Requirement: Collect all lines below with the string "JSON".

┏━━

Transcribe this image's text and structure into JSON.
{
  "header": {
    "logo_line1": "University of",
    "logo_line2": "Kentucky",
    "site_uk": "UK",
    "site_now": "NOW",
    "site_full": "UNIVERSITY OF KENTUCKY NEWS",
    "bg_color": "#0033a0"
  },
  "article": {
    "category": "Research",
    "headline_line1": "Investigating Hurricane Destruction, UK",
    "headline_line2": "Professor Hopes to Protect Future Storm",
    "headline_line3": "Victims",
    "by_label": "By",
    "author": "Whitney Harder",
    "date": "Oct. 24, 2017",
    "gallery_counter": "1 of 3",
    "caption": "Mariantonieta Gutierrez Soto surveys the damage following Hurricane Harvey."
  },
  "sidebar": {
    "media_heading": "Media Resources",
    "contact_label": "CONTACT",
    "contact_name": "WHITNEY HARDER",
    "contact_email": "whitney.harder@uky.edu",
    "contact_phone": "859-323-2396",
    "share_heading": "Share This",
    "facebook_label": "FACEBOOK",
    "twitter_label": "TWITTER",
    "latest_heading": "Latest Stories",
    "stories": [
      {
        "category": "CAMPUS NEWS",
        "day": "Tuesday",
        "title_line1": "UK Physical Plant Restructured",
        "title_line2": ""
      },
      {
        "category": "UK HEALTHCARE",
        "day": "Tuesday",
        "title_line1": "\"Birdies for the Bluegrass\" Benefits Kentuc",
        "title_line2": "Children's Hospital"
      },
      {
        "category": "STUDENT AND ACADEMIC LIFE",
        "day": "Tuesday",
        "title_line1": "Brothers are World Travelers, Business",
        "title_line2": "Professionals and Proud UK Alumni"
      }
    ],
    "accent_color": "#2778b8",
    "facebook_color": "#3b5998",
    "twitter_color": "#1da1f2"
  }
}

┗━━
┏━━

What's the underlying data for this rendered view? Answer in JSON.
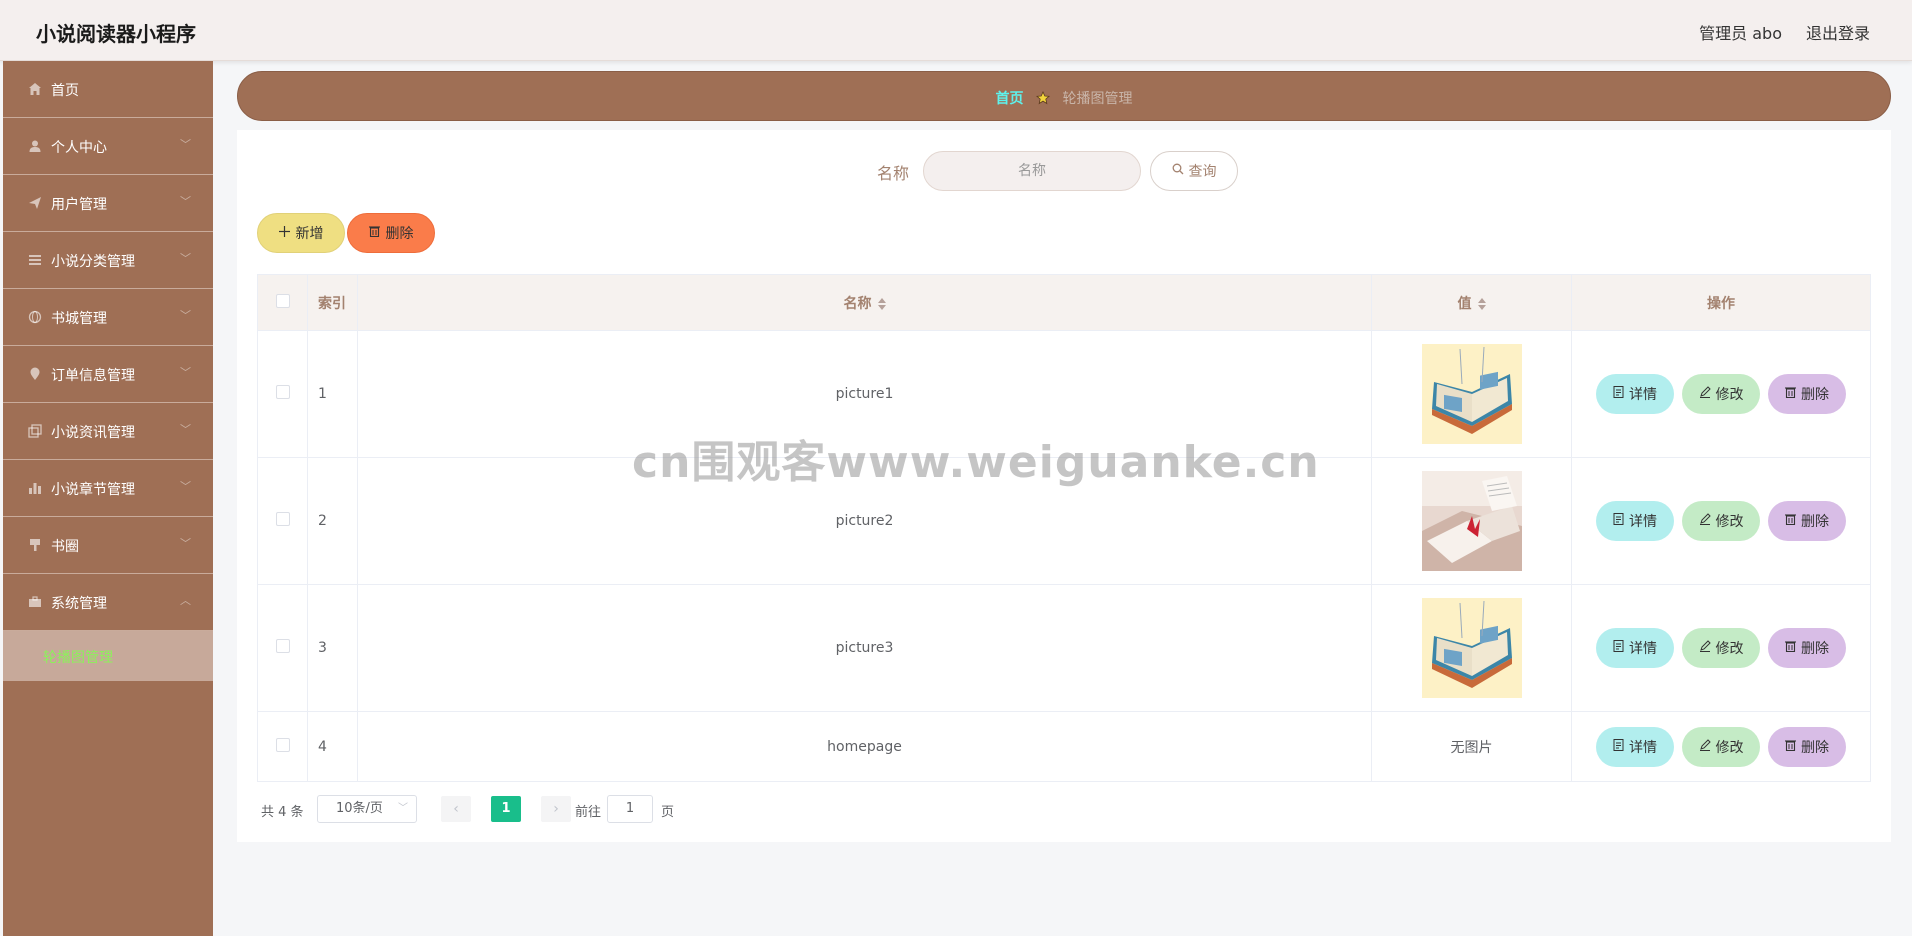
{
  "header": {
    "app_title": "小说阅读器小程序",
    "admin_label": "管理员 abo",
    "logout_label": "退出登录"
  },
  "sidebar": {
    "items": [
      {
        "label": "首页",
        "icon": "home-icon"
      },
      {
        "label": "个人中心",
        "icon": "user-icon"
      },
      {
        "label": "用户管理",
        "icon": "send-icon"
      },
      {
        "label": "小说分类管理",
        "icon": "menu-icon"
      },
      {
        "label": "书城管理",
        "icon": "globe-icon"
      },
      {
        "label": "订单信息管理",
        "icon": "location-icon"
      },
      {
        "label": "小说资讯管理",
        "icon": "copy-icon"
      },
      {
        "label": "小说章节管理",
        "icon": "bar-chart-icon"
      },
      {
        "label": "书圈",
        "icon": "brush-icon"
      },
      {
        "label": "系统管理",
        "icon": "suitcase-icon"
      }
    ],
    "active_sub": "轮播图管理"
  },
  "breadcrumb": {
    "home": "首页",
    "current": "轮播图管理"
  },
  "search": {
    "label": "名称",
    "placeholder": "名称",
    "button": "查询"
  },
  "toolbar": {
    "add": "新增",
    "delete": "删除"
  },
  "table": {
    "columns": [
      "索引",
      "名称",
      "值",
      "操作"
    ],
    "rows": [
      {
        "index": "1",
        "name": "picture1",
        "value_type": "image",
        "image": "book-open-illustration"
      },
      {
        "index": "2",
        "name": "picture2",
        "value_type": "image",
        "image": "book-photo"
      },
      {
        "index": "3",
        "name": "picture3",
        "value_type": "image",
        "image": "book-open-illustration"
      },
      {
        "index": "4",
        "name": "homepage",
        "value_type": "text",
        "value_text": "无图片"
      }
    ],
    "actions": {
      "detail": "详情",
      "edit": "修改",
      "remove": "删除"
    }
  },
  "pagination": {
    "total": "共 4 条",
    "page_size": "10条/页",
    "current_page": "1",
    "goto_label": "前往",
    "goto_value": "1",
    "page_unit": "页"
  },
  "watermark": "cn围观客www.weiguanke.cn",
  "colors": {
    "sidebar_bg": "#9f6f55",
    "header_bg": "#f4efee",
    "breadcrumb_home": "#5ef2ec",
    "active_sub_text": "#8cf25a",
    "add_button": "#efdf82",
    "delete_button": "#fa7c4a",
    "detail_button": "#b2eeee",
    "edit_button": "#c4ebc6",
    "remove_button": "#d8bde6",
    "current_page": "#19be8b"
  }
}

┗━━

Reply to the task:
Transcribe this image's text and structure into JSON.
What's the underlying data for this rendered view? Answer in JSON.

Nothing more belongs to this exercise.